# [SET EXERCISE]
Search the data below for "Политическая"; list each line that holds it.

# [INFORMATION PROVIDED]

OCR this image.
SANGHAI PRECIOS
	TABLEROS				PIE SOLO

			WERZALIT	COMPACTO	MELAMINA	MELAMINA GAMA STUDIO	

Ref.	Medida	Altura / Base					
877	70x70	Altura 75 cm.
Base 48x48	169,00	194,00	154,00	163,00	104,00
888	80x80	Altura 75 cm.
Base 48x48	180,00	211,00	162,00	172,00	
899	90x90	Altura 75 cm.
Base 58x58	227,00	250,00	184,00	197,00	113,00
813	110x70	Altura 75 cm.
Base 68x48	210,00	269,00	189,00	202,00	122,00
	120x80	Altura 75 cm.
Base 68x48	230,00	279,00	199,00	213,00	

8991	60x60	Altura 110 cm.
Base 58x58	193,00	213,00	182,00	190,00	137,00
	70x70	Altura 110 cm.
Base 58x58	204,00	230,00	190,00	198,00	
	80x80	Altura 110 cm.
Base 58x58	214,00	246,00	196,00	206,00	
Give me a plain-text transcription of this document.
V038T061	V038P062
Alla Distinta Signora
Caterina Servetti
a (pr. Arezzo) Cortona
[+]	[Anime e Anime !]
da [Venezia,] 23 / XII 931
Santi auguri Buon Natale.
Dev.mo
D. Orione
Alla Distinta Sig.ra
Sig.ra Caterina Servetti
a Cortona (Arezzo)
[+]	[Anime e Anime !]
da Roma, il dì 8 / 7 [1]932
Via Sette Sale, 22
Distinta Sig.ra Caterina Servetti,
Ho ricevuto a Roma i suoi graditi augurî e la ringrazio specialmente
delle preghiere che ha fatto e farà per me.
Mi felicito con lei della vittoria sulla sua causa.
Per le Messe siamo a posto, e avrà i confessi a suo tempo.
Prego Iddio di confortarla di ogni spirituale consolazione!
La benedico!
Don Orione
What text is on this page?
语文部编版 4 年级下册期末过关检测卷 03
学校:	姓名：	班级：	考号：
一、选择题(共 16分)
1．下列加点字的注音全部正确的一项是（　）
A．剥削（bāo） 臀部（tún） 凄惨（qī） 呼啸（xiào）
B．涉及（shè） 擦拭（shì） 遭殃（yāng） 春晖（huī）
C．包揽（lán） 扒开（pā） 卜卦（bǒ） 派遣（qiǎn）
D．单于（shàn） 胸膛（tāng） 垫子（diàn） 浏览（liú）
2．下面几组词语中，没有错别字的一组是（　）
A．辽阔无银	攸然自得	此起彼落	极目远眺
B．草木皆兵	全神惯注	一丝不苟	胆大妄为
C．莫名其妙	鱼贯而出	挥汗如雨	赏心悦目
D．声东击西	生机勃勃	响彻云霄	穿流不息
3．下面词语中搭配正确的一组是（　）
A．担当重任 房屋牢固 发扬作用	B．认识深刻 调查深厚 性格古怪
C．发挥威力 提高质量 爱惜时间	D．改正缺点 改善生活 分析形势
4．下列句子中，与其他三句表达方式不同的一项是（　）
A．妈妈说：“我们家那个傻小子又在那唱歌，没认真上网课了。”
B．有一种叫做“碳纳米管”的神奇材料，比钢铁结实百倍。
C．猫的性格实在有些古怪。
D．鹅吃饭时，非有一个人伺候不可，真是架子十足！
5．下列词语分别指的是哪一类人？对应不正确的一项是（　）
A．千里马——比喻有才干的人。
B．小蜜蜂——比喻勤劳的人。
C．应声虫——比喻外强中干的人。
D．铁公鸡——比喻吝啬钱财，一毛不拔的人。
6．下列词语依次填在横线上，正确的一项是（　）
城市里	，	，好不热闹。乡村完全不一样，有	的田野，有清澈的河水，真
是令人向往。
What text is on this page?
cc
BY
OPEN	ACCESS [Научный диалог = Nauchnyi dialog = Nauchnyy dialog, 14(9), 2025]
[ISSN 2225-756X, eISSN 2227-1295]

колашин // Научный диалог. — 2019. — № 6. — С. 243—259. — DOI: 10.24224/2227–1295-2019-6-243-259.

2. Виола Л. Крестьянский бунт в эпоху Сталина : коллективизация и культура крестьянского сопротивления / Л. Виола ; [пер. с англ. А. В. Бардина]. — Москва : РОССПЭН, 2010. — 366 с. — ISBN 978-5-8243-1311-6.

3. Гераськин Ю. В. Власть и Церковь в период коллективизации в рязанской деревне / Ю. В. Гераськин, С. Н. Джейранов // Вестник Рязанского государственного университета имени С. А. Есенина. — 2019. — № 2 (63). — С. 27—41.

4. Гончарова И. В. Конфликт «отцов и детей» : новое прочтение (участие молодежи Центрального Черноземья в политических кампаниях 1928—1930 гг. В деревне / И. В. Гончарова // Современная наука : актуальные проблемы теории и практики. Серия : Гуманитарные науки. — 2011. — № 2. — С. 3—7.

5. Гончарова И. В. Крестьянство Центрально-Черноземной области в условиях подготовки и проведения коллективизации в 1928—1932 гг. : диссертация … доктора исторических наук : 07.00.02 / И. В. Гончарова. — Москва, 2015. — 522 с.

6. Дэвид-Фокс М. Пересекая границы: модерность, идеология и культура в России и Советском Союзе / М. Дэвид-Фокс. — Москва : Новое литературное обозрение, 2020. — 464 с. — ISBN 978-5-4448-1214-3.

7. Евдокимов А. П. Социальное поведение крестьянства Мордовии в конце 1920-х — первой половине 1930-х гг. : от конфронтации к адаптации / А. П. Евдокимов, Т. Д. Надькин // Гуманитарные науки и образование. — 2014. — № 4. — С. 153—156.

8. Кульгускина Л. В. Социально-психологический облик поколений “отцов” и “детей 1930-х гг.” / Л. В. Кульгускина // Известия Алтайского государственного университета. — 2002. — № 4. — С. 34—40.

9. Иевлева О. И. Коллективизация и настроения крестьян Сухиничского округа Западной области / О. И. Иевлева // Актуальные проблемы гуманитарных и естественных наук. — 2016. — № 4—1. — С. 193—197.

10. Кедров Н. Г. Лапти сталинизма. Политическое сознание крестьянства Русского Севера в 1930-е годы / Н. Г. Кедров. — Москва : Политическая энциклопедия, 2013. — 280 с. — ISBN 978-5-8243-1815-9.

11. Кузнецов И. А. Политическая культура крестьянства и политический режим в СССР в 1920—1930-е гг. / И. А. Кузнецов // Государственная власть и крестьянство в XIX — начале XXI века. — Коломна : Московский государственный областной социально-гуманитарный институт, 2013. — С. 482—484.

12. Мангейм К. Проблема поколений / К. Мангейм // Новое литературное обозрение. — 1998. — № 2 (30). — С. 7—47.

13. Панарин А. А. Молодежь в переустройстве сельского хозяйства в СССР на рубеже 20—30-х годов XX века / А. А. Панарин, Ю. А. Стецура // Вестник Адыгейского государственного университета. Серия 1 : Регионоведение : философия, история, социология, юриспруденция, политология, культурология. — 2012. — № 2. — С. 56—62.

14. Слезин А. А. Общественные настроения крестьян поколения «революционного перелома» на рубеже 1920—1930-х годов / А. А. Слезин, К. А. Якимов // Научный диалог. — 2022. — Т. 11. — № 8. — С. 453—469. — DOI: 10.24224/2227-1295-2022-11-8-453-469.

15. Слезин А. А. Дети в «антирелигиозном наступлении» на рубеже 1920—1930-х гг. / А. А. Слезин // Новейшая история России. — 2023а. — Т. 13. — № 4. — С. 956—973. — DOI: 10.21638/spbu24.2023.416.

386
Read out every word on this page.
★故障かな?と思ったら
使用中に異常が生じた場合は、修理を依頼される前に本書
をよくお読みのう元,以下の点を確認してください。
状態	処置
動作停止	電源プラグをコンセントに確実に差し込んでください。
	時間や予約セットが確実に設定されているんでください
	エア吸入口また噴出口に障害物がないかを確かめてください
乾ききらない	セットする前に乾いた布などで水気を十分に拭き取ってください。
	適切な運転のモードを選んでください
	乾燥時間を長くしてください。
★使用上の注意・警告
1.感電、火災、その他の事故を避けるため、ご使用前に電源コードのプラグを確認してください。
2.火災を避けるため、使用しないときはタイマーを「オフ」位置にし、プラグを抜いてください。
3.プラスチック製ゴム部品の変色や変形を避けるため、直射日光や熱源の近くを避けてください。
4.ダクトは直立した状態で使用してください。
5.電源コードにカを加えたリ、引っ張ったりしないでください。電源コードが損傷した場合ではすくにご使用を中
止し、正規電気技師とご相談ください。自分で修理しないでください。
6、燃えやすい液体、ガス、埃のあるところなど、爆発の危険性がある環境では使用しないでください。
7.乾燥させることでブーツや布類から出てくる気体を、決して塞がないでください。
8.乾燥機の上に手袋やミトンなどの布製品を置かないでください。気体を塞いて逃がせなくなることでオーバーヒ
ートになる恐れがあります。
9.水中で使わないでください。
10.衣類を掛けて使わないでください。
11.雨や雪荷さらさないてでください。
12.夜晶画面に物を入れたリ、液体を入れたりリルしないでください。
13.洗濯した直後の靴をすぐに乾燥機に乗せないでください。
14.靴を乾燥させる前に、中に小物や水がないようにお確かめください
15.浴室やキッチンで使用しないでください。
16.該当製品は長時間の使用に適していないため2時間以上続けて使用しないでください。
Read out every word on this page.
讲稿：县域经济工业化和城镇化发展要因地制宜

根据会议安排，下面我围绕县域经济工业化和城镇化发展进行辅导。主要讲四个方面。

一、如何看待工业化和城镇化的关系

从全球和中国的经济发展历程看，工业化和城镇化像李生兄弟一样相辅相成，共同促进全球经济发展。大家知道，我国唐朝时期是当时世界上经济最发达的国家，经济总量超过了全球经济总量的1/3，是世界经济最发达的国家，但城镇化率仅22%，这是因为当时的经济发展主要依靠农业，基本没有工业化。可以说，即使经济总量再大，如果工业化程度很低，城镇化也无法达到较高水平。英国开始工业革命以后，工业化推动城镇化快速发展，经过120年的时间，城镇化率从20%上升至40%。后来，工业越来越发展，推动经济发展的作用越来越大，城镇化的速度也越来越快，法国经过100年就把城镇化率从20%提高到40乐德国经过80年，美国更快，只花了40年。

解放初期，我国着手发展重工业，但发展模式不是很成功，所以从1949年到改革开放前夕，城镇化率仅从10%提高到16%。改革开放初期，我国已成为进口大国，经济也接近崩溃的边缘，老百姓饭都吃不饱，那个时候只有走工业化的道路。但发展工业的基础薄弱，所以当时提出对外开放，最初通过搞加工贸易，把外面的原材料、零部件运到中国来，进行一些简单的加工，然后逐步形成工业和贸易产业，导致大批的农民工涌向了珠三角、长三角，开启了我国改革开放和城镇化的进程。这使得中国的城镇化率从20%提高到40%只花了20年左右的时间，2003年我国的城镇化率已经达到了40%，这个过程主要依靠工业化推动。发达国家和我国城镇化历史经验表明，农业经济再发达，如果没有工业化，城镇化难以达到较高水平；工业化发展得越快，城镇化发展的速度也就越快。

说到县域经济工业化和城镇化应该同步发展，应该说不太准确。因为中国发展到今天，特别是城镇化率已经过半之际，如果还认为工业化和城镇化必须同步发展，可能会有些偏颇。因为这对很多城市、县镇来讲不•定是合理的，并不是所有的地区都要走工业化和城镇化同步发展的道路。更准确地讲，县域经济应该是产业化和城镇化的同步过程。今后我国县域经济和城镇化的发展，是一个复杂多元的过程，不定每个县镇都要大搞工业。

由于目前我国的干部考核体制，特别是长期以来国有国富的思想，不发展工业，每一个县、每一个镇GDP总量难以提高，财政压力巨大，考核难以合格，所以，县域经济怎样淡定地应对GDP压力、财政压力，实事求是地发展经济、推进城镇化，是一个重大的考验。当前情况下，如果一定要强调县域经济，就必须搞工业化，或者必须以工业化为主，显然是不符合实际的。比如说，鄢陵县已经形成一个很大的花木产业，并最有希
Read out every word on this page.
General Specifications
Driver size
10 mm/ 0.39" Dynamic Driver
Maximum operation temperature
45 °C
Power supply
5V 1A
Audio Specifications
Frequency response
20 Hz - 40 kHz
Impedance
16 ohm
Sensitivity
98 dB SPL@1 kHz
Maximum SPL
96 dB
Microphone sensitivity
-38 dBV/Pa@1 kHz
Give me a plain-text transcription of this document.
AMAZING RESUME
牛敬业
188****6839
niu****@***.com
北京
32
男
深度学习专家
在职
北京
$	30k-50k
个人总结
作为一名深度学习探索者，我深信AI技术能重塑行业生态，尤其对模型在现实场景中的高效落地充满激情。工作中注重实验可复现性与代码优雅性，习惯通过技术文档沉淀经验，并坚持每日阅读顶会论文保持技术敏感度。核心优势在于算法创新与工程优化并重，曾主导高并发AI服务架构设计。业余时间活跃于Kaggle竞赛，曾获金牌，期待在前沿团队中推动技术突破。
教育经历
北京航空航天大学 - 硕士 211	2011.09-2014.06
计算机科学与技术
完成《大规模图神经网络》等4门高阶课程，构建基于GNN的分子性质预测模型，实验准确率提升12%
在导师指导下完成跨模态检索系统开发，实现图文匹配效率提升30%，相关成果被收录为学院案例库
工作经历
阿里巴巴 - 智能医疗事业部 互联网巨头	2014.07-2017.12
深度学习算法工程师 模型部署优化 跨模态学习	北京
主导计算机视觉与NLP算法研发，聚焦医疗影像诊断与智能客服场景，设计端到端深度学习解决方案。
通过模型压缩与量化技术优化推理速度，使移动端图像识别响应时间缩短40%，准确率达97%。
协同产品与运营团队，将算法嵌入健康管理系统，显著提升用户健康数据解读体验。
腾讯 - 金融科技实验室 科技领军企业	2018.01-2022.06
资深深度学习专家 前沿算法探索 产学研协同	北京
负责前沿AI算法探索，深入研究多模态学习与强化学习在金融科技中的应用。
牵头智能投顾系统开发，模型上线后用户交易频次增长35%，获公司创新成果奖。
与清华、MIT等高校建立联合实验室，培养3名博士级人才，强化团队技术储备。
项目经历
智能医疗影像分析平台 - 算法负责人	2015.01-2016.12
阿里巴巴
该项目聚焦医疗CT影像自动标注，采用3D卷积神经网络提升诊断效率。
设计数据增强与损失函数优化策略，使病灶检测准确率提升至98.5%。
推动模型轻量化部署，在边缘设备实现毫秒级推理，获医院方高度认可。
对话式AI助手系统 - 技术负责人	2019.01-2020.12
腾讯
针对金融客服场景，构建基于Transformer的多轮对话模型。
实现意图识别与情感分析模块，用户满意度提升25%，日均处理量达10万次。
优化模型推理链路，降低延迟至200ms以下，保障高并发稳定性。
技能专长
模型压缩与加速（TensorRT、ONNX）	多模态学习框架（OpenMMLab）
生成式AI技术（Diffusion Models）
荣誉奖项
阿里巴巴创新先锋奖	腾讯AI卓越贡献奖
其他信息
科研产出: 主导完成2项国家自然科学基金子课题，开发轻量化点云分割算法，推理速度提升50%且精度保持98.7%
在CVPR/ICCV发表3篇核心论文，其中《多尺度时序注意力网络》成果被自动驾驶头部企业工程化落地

# [EXERCISE ANSWER]
10. Кедров Н. Г. Лапти сталинизма. Политическое сознание крестьянства Русского Севера в 1930-е годы / Н. Г. Кедров. — Москва : Политическая энциклопедия, 2013. — 280 с. — ISBN 978-5-8243-1815-9.
11. Кузнецов И. А. Политическая культура крестьянства и политический режим в СССР в 1920—1930-е гг. / И. А. Кузнецов // Государственная власть и крестьянство в XIX — начале XXI века. — Коломна : Московский государственный областной социально-гуманитарный институт, 2013. — С. 482—484.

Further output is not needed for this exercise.